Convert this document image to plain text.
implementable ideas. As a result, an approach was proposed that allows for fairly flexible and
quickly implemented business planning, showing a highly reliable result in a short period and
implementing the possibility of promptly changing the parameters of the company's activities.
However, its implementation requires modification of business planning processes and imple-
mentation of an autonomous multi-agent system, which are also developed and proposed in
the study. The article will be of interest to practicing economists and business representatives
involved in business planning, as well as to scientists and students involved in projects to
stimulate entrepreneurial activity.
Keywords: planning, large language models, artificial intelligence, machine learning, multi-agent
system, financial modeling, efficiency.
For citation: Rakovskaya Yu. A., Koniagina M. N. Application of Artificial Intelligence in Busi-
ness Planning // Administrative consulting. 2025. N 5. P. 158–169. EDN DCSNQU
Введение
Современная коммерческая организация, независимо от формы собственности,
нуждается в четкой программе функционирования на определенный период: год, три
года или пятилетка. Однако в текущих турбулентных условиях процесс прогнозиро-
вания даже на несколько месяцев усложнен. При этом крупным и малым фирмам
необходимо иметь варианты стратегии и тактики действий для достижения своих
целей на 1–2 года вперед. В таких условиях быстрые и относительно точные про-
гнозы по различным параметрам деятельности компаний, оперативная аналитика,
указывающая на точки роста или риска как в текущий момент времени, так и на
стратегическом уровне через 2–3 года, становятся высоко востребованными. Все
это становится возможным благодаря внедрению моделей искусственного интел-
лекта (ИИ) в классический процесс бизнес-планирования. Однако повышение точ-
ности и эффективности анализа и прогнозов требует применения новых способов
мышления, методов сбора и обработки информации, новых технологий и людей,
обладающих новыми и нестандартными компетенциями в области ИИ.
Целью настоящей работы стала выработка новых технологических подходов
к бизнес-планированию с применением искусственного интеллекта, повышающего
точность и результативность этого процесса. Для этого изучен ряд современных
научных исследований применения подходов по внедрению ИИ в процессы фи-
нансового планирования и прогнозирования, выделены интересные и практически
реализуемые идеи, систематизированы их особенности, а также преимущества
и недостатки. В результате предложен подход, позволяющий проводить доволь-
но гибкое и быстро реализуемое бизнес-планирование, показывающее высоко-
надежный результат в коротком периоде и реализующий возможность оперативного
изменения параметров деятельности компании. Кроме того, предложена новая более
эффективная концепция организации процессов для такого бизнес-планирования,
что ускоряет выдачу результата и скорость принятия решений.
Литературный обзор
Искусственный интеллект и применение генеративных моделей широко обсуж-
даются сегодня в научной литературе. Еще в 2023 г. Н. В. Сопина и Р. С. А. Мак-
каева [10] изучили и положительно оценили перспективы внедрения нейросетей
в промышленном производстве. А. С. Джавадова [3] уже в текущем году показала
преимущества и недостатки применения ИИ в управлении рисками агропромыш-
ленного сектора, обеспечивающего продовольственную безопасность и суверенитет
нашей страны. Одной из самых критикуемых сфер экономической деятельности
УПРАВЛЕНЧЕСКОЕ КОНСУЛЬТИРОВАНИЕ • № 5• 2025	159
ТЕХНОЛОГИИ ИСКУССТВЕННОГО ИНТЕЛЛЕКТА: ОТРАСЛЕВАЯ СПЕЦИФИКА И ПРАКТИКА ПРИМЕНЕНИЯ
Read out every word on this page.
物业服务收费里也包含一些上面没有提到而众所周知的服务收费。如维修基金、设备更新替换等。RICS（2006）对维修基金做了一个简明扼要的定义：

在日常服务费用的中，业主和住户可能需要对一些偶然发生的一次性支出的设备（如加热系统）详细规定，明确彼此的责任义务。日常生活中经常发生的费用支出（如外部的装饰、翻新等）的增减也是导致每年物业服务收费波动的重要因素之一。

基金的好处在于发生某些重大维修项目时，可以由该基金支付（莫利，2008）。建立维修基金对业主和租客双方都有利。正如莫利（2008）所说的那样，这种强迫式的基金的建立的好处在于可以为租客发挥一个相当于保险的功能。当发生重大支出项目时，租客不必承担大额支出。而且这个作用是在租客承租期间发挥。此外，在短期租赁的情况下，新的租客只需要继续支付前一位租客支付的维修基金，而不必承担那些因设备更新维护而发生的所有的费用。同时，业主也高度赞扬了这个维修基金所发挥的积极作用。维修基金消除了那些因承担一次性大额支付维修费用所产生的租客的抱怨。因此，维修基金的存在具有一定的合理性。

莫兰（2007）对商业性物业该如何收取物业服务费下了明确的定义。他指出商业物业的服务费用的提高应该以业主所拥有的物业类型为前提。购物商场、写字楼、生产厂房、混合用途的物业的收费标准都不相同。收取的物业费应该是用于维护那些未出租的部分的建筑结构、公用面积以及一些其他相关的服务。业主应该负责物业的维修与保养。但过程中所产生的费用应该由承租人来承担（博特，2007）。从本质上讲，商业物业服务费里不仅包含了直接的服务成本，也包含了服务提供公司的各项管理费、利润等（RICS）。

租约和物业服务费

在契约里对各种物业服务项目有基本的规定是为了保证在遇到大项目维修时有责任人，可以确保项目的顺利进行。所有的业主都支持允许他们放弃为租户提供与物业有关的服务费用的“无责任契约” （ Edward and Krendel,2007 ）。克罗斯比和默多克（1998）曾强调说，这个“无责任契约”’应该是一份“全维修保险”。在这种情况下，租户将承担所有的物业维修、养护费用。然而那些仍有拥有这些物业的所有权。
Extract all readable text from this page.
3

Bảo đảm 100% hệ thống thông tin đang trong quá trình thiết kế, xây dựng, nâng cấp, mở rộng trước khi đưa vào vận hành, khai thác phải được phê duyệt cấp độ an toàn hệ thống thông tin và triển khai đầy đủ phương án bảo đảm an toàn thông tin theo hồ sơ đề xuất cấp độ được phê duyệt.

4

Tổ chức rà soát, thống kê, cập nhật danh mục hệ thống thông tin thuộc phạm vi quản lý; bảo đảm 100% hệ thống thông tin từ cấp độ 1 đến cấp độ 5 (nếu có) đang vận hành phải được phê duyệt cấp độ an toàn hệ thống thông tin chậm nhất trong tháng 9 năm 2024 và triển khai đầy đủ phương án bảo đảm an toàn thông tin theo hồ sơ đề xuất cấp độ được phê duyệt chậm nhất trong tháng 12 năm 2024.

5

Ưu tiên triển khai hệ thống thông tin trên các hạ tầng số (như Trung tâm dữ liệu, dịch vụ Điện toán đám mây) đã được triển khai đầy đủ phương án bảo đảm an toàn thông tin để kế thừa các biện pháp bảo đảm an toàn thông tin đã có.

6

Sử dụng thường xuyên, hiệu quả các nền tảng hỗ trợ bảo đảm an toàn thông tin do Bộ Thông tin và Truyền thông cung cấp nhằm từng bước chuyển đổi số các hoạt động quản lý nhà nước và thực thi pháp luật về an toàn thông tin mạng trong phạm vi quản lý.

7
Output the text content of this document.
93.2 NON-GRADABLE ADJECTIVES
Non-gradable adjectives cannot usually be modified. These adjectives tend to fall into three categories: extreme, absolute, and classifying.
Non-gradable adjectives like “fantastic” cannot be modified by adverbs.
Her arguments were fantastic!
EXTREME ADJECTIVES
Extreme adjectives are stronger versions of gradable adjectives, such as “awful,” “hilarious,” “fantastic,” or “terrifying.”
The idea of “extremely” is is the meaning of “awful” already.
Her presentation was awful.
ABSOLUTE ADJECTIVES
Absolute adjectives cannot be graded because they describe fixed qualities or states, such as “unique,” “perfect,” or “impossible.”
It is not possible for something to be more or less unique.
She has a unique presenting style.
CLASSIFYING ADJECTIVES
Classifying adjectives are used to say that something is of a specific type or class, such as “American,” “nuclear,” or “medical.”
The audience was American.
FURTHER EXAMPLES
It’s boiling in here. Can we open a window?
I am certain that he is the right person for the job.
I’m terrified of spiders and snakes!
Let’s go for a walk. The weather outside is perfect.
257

_Job_
Identify every line holding the word "unique" and copy it out.

_Exercise answer_
Absolute adjectives cannot be graded because they describe fixed qualities or states, such as “unique,” “perfect,” or “impossible.”
It is not possible for something to be more or less unique.
She has a unique presenting style.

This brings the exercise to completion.